WHAT IS ASKED: The entries need to be copied exactly.

DATA SHOWN:
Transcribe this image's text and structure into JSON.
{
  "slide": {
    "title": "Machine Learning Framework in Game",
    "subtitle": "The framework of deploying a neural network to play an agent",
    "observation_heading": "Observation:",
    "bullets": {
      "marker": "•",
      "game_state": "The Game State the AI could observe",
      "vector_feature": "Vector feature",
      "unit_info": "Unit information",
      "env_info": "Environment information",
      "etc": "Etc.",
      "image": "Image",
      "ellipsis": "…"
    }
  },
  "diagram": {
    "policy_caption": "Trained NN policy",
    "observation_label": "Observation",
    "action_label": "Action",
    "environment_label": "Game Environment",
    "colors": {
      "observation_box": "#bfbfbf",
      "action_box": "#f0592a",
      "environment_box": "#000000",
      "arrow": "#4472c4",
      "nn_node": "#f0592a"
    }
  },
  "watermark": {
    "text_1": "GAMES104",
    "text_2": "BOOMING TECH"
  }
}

THE REPLY:
Transcribe this image's text and structure into JSON.
{
  "slide": {
    "title": "Machine Learning Framework in Game",
    "subtitle": "The framework of deploying a neural network to play an agent",
    "observation_heading": "Observation:",
    "bullets": {
      "marker": "•",
      "game_state": "The Game State the AI could observe",
      "vector_feature": "Vector feature",
      "unit_info": "Unit information",
      "env_info": "Environment information",
      "etc": "Etc.",
      "image": "Image",
      "ellipsis": "…"
    }
  },
  "diagram": {
    "policy_caption": "Trained NN policy",
    "observation_label": "Observation",
    "action_label": "Action",
    "environment_label": "Game Environment",
    "colors": {
      "observation_box": "#bfbfbf",
      "action_box": "#f0592a",
      "environment_box": "#000000",
      "arrow": "#4472c4",
      "nn_node": "#f0592a"
    }
  },
  "watermark": {
    "text_1": "GAMES104",
    "text_2": "BOOMING TECH"
  }
}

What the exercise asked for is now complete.